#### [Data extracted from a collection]
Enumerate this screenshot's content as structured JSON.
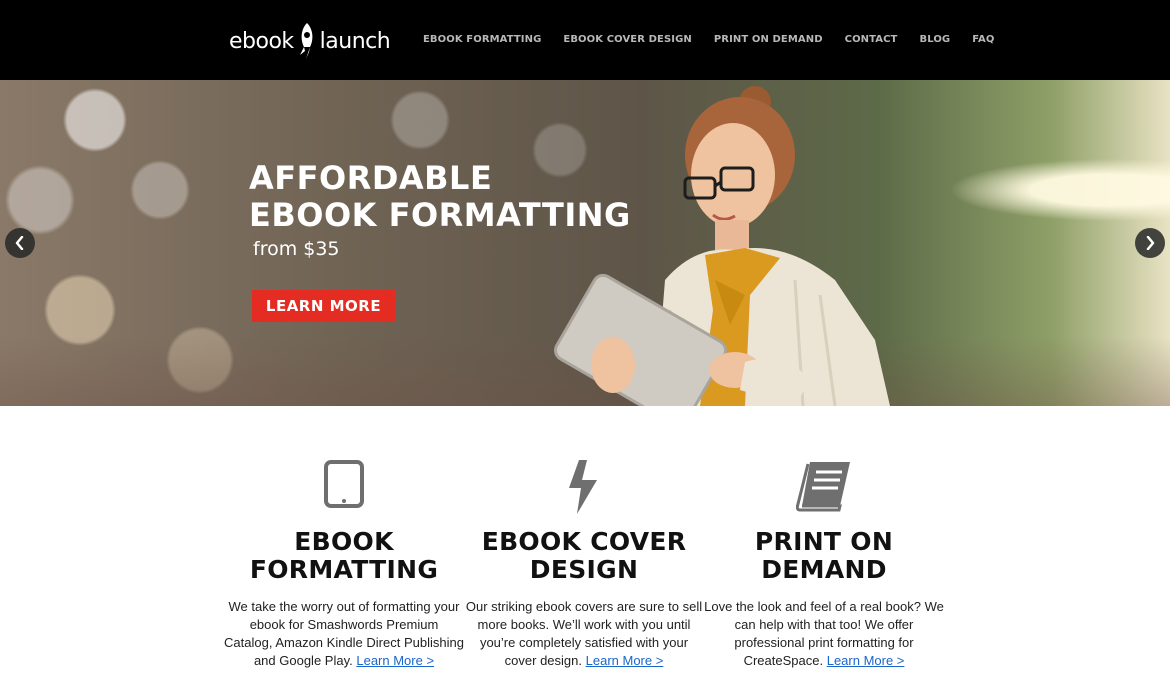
{
  "brand": {
    "logo_left": "ebook",
    "logo_right": "launch"
  },
  "nav": {
    "items": [
      "EBOOK FORMATTING",
      "EBOOK COVER DESIGN",
      "PRINT ON DEMAND",
      "CONTACT",
      "BLOG",
      "FAQ"
    ]
  },
  "hero": {
    "title_line1": "AFFORDABLE",
    "title_line2": "EBOOK FORMATTING",
    "subtitle": "from $35",
    "cta": "LEARN MORE",
    "prev_icon": "chevron-left-icon",
    "next_icon": "chevron-right-icon"
  },
  "features": [
    {
      "icon": "tablet-icon",
      "title_line1": "EBOOK",
      "title_line2": "FORMATTING",
      "text": "We take the worry out of formatting your ebook for Smashwords Premium Catalog, Amazon Kindle Direct Publishing and Google Play.",
      "link": "Learn More >"
    },
    {
      "icon": "lightning-bolt-icon",
      "title_line1": "EBOOK COVER",
      "title_line2": "DESIGN",
      "text": "Our striking ebook covers are sure to sell more books. We’ll work with you until you’re completely satisfied with your cover design.",
      "link": "Learn More >"
    },
    {
      "icon": "book-icon",
      "title_line1": "PRINT ON",
      "title_line2": "DEMAND",
      "text": "Love the look and feel of a real book? We can help with that too! We offer professional print formatting for CreateSpace.",
      "link": "Learn More >"
    }
  ],
  "colors": {
    "header_bg": "#000000",
    "cta_red": "#e42c22",
    "link_blue": "#1a66c9",
    "icon_gray": "#6f6f6f"
  }
}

#### [Request]
Reproduce all the entries that precede this task, word for word, minus any pictures.

#### [The solution]
Enumerate this screenshot's content as structured JSON.
{
  "brand": {
    "logo_left": "ebook",
    "logo_right": "launch"
  },
  "nav": {
    "items": [
      "EBOOK FORMATTING",
      "EBOOK COVER DESIGN",
      "PRINT ON DEMAND",
      "CONTACT",
      "BLOG",
      "FAQ"
    ]
  },
  "hero": {
    "title_line1": "AFFORDABLE",
    "title_line2": "EBOOK FORMATTING",
    "subtitle": "from $35",
    "cta": "LEARN MORE",
    "prev_icon": "chevron-left-icon",
    "next_icon": "chevron-right-icon"
  },
  "features": [
    {
      "icon": "tablet-icon",
      "title_line1": "EBOOK",
      "title_line2": "FORMATTING",
      "text": "We take the worry out of formatting your ebook for Smashwords Premium Catalog, Amazon Kindle Direct Publishing and Google Play.",
      "link": "Learn More >"
    },
    {
      "icon": "lightning-bolt-icon",
      "title_line1": "EBOOK COVER",
      "title_line2": "DESIGN",
      "text": "Our striking ebook covers are sure to sell more books. We’ll work with you until you’re completely satisfied with your cover design.",
      "link": "Learn More >"
    },
    {
      "icon": "book-icon",
      "title_line1": "PRINT ON",
      "title_line2": "DEMAND",
      "text": "Love the look and feel of a real book? We can help with that too! We offer professional print formatting for CreateSpace.",
      "link": "Learn More >"
    }
  ],
  "colors": {
    "header_bg": "#000000",
    "cta_red": "#e42c22",
    "link_blue": "#1a66c9",
    "icon_gray": "#6f6f6f"
  }
}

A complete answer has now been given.